• Material supplied:
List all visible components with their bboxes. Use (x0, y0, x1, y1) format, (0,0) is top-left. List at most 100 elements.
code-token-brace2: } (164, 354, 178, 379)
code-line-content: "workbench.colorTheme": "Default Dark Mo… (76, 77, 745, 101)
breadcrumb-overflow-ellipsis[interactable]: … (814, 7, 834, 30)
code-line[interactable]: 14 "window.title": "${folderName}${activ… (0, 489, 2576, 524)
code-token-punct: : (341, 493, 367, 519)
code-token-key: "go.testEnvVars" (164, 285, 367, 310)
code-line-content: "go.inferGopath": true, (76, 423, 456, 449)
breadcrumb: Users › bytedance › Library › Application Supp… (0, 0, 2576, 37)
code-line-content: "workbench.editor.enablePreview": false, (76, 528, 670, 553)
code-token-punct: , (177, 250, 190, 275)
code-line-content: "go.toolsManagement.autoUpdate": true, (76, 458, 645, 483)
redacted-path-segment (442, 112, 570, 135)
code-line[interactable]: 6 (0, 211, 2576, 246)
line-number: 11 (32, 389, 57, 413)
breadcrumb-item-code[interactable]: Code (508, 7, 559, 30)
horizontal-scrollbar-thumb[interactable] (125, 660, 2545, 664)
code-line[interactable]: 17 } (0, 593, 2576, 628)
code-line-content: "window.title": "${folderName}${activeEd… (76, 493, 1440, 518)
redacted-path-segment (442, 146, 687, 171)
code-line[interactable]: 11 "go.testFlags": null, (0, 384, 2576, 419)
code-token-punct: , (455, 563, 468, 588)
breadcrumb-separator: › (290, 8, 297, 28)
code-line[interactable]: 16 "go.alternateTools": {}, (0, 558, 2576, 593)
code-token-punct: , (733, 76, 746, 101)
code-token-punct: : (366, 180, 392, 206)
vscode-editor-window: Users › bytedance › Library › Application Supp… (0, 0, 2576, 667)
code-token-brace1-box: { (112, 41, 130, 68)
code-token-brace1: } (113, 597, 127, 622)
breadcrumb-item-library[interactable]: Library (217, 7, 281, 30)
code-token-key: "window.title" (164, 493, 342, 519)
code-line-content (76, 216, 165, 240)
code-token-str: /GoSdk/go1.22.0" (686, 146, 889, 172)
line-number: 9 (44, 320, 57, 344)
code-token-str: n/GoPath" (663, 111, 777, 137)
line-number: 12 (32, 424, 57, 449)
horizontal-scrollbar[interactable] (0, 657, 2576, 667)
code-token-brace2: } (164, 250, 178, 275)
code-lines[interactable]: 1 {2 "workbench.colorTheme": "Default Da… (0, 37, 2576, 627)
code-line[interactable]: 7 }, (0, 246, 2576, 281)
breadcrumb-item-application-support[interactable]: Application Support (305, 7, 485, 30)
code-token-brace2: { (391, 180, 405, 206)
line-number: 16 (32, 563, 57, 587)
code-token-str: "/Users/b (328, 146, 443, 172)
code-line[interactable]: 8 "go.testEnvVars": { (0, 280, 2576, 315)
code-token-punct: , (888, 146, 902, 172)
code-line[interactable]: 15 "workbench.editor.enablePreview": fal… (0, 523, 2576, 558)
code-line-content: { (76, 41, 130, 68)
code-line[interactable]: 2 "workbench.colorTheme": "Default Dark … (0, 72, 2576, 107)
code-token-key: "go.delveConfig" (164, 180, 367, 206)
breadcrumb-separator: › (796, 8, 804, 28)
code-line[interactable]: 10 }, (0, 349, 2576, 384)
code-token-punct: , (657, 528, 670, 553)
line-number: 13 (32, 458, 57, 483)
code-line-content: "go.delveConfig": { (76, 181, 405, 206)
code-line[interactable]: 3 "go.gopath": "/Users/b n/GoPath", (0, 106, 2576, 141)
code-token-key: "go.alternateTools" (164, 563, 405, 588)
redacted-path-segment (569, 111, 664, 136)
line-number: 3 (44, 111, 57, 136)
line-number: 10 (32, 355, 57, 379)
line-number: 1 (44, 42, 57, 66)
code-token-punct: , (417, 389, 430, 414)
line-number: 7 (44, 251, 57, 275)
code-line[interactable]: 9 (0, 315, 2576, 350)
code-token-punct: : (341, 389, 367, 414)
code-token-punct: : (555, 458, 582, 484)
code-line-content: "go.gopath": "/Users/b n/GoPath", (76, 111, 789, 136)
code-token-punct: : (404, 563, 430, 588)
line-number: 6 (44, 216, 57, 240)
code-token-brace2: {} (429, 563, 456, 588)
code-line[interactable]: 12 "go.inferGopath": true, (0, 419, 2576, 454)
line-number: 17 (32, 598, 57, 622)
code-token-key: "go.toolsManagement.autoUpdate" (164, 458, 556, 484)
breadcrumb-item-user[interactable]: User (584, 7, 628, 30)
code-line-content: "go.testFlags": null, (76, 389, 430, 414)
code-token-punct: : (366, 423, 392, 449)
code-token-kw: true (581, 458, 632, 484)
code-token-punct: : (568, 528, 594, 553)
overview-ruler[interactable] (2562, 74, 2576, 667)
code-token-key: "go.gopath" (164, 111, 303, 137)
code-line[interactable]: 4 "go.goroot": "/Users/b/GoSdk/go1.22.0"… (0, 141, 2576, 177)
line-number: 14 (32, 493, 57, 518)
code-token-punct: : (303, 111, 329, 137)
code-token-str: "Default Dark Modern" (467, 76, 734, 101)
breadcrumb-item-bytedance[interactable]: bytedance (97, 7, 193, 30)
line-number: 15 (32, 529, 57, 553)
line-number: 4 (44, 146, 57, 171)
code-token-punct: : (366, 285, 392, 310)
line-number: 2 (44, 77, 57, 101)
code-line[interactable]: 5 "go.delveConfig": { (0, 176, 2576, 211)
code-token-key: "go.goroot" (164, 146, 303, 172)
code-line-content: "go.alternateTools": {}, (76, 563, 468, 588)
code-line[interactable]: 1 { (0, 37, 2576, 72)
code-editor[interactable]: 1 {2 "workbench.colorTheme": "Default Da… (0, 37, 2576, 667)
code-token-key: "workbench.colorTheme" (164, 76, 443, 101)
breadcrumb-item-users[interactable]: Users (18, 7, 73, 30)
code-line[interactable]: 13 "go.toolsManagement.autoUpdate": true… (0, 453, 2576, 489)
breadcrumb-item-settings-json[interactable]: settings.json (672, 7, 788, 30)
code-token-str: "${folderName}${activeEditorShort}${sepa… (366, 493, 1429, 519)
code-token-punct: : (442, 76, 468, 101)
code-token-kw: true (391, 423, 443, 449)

==

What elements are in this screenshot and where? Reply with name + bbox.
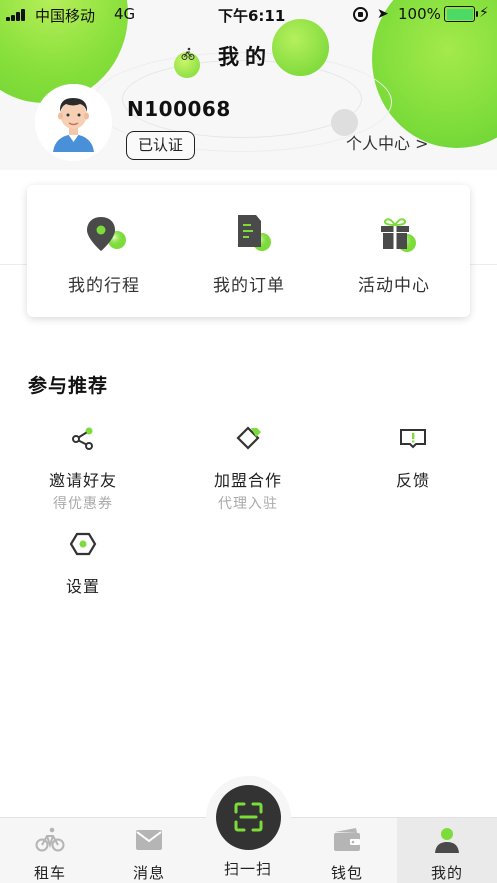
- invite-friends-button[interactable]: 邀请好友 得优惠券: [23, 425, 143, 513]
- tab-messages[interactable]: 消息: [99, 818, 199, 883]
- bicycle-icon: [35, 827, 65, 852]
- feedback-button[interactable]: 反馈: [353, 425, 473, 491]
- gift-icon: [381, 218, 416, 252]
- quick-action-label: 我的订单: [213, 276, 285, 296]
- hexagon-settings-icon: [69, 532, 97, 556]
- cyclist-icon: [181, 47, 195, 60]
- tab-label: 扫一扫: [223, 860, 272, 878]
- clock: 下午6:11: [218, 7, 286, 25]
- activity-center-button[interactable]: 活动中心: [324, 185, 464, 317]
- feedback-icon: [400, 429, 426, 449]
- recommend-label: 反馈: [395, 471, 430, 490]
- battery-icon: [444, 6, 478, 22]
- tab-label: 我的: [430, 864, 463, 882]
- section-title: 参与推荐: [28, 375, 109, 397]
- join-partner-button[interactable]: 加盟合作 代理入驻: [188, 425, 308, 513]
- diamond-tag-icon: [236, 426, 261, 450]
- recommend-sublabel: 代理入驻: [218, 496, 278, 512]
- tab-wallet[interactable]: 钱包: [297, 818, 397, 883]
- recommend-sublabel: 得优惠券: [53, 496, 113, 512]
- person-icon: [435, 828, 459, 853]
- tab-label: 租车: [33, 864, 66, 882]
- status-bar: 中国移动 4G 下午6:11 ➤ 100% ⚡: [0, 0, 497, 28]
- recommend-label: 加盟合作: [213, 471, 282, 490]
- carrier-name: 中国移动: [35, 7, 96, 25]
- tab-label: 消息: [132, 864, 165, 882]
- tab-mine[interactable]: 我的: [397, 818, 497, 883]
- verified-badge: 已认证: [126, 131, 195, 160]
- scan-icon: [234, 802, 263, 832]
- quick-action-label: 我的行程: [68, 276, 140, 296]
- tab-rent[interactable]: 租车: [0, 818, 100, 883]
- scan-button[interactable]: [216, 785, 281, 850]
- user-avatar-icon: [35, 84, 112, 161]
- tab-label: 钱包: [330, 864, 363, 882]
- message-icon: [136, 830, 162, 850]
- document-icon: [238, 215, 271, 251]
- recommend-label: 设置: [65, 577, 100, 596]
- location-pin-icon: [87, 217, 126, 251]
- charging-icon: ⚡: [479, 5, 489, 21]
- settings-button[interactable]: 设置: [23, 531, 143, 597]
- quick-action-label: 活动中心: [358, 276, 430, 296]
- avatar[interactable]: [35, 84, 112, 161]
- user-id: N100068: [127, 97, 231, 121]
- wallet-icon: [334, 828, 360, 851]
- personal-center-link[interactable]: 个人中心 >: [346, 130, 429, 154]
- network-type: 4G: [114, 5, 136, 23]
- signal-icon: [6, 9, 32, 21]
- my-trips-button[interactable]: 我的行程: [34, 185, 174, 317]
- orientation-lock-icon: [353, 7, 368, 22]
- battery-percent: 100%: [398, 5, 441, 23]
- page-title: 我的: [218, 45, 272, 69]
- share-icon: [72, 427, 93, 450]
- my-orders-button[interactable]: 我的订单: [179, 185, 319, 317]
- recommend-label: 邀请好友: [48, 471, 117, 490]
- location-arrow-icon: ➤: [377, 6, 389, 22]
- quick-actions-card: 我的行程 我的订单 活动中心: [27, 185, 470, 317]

...

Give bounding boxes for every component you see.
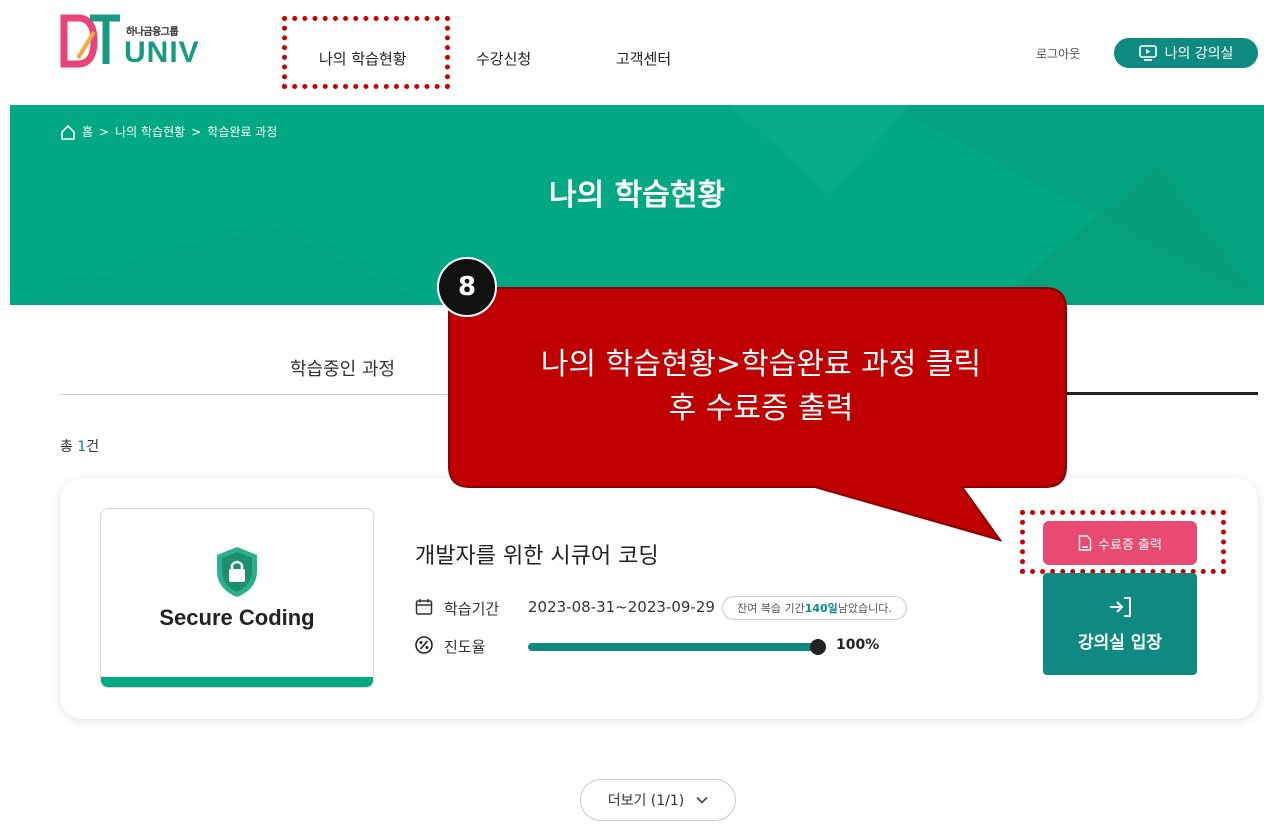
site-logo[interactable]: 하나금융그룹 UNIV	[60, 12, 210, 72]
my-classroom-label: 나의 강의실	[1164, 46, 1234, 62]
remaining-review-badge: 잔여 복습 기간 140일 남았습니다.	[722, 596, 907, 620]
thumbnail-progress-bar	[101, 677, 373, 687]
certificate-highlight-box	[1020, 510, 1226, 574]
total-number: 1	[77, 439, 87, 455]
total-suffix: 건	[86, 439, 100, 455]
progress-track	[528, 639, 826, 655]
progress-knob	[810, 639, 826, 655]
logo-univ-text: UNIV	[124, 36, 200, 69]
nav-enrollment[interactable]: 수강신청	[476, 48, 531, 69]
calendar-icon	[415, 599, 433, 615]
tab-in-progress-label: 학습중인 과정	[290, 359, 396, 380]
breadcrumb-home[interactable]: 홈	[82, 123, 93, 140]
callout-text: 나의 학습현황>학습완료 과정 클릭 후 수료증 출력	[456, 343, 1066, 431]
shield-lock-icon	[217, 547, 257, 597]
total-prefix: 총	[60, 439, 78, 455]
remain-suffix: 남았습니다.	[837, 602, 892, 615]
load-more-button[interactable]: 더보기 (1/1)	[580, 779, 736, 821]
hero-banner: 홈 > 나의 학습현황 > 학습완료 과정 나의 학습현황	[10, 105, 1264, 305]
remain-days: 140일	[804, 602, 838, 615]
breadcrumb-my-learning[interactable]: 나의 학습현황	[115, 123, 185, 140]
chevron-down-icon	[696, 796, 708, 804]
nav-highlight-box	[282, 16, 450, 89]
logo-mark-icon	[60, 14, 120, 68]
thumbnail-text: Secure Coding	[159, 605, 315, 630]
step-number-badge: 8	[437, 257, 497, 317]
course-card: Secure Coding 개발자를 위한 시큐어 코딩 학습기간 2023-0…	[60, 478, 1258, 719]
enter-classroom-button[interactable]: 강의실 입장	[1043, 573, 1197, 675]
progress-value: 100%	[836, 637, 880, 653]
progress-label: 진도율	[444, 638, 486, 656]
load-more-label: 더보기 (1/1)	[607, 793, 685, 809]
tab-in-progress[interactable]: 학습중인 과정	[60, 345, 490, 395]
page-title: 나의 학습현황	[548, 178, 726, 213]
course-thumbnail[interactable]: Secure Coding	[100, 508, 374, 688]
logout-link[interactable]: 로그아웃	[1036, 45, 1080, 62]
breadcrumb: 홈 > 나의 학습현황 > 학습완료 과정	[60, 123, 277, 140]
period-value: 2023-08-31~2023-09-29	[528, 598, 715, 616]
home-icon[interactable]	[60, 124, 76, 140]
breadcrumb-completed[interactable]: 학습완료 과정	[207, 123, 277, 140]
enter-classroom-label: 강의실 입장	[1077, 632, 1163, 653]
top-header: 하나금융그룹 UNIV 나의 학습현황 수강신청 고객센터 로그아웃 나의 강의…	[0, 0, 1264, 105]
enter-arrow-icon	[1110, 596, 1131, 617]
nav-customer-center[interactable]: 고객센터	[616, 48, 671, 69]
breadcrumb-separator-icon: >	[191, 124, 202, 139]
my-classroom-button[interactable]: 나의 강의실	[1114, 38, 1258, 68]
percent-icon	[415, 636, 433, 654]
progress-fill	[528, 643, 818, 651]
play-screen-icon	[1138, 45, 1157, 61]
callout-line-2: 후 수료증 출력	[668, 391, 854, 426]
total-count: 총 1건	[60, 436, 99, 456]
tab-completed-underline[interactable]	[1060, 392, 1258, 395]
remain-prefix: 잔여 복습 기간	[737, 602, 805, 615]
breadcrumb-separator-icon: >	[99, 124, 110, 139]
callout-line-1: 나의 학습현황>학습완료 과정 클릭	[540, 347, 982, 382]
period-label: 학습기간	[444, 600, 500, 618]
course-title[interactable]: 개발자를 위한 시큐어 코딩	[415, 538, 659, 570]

• Work instructions: Can you lay out the records from the line with "List all visible" up to and including the line with "77, 745, 101)" as a Markdown table with the columns Row and Line, leaving out blank lines?

• The output:
| Row | Line |
|---|---|
| 1 | List all visible components with their bboxes. Use (x0, y0, x1, y1) format, (0,0) is top-left. List at most 100 elements. |
| 2 | code-token-brace2: } (164, 354, 178, 379) |
| 3 | code-line-content: "workbench.colorTheme": "Default Dark Mo… (76, 77, 745, 101) |